— start Input rows —

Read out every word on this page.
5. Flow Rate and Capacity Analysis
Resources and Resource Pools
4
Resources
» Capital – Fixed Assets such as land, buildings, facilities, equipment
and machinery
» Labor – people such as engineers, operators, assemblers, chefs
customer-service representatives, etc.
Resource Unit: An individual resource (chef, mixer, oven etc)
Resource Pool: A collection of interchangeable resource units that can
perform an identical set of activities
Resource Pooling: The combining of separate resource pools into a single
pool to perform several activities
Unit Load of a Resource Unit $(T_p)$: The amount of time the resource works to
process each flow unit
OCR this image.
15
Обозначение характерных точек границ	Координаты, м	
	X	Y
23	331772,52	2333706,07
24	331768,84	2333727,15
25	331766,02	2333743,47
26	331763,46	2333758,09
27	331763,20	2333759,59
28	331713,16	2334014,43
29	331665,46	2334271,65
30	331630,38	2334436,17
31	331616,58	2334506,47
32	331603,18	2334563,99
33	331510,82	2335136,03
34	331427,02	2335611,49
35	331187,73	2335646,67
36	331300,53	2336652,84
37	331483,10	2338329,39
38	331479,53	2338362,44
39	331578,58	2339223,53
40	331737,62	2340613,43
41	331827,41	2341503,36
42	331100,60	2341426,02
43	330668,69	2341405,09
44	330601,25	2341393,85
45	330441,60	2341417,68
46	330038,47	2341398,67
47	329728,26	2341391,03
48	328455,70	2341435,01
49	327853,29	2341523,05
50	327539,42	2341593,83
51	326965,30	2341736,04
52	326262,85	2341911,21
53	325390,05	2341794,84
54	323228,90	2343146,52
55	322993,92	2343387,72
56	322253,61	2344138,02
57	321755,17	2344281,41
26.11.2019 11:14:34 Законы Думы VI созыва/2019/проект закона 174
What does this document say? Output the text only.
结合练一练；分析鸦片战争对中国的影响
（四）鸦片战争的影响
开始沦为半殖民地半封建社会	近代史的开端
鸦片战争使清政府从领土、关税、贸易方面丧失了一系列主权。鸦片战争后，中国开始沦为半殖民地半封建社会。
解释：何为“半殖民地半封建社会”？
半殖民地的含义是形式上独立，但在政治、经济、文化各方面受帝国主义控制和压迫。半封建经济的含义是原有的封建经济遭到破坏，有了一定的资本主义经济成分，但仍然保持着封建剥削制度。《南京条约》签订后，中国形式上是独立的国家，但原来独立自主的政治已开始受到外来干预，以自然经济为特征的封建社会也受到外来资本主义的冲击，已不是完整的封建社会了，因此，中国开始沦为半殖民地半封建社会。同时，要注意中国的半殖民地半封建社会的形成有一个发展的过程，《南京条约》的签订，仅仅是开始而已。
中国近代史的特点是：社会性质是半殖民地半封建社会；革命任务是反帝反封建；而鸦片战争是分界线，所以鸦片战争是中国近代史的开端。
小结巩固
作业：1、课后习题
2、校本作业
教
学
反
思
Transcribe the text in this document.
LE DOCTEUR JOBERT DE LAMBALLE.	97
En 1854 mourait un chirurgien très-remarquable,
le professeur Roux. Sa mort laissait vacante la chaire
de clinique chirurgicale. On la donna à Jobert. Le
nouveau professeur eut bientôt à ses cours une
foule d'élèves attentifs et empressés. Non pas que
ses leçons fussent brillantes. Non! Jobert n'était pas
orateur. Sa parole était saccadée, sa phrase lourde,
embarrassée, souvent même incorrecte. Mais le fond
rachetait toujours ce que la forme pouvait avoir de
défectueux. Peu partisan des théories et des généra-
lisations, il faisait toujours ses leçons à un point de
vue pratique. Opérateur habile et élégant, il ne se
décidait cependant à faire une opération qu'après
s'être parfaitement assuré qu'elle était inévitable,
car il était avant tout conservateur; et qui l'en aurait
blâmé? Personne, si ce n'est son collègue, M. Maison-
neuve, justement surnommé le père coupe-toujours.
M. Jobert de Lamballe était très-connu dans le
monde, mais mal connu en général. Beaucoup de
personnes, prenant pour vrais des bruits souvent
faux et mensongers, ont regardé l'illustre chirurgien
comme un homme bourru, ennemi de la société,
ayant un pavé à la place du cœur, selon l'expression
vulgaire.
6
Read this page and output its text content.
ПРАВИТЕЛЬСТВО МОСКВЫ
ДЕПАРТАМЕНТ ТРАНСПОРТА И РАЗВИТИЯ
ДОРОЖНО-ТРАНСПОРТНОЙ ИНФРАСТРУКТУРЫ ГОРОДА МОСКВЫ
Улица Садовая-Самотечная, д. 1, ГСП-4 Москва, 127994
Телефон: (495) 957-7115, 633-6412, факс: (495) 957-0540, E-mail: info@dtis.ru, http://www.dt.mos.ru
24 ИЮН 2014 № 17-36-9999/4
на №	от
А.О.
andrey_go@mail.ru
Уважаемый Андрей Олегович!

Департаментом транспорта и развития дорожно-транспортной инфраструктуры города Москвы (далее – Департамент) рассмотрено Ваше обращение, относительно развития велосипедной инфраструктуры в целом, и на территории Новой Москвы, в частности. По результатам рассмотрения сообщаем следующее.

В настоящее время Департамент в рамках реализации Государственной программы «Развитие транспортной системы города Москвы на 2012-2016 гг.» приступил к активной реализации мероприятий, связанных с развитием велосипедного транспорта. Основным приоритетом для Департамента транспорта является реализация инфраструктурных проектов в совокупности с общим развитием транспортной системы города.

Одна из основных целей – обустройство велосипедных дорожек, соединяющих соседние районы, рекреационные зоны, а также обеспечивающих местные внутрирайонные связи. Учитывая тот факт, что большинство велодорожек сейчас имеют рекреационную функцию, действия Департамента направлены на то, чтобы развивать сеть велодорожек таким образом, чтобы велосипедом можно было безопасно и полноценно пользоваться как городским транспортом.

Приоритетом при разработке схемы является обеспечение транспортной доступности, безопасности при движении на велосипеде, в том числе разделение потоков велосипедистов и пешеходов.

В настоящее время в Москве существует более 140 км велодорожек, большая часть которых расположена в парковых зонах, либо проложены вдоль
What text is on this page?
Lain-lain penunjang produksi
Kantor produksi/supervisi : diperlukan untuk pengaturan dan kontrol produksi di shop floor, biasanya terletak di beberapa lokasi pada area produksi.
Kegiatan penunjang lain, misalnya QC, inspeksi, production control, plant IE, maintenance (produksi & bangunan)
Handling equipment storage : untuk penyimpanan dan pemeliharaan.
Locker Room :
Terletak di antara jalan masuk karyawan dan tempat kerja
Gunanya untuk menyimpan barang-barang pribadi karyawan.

— end Input rows —

Do this: Among the entries above, identify all lines with "professeur" and copy them.

Solution for this problem:
le professeur Roux. Sa mort laissait vacante la chaire
nouveau professeur eut bientôt à ses cours une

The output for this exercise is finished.